··· DATA IN THIS EXERCISE ···

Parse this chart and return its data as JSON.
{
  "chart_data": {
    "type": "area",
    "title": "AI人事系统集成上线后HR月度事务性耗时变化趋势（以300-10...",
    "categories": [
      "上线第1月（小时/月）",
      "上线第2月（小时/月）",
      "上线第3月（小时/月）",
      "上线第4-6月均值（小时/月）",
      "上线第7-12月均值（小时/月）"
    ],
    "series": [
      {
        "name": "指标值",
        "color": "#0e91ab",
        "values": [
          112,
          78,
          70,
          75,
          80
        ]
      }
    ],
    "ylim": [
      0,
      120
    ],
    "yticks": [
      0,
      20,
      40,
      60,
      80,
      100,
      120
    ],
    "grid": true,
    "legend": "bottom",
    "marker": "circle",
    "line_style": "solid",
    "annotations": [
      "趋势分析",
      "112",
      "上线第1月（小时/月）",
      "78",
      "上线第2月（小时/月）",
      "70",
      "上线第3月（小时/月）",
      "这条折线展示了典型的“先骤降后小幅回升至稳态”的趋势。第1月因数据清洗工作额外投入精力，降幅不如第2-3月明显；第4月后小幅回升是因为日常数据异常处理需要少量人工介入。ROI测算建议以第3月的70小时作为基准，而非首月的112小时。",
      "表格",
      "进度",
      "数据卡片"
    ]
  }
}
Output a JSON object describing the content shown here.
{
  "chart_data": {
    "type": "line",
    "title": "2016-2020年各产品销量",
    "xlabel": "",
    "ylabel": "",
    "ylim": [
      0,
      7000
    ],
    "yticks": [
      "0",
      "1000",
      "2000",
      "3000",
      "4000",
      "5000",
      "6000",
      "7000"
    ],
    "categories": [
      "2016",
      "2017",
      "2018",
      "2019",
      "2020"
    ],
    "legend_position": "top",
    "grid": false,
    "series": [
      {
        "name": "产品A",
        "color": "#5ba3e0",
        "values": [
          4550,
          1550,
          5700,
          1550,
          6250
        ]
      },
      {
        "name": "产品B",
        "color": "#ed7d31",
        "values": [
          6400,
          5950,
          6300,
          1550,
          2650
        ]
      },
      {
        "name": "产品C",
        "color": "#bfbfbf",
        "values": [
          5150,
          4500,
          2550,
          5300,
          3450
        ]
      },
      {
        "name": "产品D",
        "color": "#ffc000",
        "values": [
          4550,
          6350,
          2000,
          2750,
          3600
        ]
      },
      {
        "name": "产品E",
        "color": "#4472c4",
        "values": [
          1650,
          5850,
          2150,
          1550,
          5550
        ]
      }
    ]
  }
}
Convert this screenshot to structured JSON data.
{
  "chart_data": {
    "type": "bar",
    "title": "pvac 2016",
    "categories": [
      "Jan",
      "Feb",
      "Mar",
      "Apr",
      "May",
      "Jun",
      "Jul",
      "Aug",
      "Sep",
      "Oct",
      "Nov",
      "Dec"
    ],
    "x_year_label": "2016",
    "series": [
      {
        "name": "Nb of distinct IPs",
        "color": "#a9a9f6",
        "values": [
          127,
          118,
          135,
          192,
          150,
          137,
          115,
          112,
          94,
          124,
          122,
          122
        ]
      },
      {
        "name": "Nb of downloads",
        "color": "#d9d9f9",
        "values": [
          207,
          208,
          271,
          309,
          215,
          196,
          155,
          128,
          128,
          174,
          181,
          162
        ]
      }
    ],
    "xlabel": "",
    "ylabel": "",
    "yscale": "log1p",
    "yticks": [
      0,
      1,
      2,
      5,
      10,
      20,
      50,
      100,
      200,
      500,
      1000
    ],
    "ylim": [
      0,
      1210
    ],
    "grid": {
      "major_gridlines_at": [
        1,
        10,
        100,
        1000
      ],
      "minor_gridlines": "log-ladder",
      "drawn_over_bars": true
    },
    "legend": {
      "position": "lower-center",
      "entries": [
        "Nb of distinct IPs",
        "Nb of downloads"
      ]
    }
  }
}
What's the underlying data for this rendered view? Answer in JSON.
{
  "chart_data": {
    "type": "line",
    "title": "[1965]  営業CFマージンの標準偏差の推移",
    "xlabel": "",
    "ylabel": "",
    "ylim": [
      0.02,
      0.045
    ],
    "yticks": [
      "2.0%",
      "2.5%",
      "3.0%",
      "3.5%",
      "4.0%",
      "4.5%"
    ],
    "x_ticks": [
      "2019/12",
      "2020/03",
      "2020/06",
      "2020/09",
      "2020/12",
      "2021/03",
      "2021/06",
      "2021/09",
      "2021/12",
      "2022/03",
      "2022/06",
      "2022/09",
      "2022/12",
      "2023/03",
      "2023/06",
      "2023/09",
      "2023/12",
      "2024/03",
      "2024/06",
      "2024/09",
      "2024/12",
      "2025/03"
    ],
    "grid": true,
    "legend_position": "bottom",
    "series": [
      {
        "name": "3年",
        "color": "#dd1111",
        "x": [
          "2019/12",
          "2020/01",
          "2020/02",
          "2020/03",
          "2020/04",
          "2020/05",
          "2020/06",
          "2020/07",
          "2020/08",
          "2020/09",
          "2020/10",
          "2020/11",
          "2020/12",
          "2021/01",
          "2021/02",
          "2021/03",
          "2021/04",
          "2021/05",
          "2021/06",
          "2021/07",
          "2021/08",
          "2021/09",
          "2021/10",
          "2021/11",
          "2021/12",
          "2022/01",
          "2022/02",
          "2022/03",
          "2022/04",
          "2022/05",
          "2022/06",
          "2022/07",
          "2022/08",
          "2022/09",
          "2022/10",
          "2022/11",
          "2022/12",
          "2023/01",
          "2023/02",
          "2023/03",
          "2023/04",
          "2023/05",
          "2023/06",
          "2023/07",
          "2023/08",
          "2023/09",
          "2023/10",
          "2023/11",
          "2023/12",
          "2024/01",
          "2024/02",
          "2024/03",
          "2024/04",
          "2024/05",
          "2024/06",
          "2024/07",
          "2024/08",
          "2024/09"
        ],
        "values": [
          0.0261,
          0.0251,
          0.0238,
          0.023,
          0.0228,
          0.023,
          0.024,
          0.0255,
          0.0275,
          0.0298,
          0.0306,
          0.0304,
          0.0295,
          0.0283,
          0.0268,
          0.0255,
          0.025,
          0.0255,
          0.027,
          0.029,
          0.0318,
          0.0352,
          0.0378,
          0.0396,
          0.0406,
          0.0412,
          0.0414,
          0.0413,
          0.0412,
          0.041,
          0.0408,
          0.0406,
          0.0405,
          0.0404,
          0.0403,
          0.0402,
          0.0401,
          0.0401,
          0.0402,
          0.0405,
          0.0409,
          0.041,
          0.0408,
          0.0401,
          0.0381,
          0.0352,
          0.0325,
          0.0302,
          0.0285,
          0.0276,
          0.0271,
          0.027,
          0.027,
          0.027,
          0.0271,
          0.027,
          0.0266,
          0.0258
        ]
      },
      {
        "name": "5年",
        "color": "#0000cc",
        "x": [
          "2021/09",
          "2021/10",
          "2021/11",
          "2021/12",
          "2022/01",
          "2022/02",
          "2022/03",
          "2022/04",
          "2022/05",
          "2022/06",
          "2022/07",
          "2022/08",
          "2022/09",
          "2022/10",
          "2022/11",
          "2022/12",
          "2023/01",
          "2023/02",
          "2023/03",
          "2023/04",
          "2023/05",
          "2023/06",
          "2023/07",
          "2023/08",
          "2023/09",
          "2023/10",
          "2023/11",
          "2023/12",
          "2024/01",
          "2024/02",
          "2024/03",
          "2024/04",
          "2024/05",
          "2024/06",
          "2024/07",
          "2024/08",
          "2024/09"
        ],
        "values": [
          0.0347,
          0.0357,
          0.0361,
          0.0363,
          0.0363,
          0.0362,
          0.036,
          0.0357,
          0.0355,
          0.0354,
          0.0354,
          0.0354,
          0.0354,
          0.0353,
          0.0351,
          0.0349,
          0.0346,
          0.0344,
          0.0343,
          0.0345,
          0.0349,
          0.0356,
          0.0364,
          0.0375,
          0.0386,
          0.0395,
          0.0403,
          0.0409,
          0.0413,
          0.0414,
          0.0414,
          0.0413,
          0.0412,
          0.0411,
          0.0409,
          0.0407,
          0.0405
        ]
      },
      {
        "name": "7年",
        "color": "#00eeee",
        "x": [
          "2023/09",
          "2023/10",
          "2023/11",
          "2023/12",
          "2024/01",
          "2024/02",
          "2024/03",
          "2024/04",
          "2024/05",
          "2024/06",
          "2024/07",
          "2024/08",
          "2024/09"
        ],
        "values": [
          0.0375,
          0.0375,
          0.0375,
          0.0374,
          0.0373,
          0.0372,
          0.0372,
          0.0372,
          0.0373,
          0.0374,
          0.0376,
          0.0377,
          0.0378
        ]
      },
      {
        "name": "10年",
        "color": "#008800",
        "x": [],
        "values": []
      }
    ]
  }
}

···

* INSTRUCTION:
Using the listing above, show each line holding the string "type".

* OUTPUT FOR THIS EXERCISE:
    "type": "area",
    "type": "line",
    "type": "bar",
    "type": "line",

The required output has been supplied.